_GIVEN INSTRUCTION_.
Scan the records below for the word "name" and give only the number of lines that hold it.

_DATA EXTRACT_.
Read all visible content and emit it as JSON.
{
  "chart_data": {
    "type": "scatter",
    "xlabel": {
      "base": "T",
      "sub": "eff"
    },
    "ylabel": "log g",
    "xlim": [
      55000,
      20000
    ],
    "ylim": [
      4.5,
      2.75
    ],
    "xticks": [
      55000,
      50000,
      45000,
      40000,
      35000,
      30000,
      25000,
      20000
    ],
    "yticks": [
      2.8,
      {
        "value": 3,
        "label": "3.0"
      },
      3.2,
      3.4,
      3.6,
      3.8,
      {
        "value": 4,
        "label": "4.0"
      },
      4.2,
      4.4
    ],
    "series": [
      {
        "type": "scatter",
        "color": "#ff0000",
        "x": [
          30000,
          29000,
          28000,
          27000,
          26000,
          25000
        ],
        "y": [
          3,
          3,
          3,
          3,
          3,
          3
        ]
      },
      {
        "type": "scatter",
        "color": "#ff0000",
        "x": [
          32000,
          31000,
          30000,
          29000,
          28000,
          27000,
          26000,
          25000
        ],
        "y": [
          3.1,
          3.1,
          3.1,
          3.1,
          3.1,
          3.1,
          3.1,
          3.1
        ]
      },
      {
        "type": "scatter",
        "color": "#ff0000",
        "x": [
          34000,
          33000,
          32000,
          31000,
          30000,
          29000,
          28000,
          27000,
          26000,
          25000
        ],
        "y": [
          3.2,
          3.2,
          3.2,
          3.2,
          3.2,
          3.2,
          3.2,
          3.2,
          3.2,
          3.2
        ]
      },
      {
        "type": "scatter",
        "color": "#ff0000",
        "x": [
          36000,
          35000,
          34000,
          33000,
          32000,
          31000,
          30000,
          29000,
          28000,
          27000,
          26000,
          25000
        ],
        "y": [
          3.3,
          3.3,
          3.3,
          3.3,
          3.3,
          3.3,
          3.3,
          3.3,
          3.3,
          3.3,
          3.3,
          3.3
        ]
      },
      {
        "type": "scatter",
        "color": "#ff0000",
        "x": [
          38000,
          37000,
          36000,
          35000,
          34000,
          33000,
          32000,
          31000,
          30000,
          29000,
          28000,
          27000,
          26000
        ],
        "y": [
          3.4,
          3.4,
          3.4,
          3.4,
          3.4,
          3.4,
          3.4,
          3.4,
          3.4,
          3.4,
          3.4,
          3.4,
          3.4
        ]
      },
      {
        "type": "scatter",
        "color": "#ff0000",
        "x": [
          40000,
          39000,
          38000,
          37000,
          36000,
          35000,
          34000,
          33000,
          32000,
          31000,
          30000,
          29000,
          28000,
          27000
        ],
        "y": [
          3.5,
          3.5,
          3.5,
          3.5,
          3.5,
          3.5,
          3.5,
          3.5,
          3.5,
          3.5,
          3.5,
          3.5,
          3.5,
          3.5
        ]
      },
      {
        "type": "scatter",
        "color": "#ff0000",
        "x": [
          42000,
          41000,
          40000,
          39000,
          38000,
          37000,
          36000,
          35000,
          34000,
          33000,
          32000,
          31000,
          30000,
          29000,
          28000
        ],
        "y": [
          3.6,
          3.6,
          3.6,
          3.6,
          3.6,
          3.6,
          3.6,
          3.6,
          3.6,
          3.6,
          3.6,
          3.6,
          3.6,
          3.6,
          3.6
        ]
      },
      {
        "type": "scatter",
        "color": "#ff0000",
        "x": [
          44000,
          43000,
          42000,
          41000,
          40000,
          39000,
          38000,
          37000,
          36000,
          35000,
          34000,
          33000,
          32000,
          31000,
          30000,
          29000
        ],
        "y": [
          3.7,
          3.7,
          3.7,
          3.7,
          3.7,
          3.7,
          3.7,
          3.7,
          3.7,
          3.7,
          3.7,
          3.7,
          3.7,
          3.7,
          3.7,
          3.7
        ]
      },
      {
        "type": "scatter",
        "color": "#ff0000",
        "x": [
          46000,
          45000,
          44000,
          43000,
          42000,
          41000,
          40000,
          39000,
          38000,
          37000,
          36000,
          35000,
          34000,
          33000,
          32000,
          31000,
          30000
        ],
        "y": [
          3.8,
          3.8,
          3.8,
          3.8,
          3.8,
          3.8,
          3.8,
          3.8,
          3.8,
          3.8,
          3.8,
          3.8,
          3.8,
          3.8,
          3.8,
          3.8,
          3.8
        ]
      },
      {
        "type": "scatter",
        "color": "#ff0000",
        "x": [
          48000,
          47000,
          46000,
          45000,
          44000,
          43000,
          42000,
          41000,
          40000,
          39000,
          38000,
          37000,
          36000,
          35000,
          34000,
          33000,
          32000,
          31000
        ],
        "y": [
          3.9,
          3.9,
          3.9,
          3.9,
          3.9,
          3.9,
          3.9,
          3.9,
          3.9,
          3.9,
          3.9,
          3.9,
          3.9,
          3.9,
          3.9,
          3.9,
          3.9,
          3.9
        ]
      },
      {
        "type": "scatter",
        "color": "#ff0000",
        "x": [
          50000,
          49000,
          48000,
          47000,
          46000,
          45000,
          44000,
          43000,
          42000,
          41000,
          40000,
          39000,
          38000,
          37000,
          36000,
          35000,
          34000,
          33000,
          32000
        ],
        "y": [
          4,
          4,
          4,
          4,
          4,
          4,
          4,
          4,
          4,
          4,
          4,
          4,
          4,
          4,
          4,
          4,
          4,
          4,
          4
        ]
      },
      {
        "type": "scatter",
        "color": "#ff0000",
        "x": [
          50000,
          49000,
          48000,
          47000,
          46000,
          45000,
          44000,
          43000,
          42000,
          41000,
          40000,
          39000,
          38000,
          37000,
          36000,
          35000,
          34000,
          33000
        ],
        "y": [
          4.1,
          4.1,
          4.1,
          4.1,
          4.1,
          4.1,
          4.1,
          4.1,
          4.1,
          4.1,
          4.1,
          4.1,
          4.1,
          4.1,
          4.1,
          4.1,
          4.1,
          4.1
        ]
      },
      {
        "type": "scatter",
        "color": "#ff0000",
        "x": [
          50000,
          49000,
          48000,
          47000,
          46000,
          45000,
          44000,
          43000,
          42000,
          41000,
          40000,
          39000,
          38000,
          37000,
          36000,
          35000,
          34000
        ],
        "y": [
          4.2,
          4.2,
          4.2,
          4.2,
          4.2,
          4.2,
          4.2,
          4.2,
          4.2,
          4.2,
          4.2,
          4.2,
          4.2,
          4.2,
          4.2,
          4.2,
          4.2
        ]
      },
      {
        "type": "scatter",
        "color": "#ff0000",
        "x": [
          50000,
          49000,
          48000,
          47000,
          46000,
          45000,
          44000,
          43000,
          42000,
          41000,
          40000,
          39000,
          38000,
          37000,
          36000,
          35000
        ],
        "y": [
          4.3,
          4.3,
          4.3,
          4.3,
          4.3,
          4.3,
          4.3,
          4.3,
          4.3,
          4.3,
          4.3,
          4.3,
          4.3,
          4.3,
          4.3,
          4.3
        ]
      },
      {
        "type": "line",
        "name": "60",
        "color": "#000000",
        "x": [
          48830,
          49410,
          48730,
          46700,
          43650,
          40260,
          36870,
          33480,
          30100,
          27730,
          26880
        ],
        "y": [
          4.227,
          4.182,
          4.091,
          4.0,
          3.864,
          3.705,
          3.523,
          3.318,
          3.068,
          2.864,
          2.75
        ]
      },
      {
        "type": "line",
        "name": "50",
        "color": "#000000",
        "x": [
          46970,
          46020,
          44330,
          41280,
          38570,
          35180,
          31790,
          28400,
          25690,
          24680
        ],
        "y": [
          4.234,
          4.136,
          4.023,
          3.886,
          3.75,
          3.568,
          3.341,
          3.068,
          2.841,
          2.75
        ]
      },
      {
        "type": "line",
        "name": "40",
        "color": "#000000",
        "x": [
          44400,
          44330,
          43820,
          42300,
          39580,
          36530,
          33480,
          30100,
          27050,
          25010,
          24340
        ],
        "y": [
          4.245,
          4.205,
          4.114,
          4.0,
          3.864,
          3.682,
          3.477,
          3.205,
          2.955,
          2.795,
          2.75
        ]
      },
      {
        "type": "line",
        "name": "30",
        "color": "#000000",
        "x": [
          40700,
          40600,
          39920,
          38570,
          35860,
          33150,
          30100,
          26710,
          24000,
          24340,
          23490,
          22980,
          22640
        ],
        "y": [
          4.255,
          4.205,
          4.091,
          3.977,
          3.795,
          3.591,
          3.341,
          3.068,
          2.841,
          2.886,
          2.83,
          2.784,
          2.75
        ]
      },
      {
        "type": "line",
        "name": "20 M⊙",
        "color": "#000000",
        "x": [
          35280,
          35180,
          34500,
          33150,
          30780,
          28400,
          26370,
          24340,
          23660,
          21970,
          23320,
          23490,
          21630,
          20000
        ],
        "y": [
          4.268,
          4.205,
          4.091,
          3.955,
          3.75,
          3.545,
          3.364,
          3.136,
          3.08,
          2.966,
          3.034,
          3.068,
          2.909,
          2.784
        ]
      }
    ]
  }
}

_ANSWER IN FULL_.
5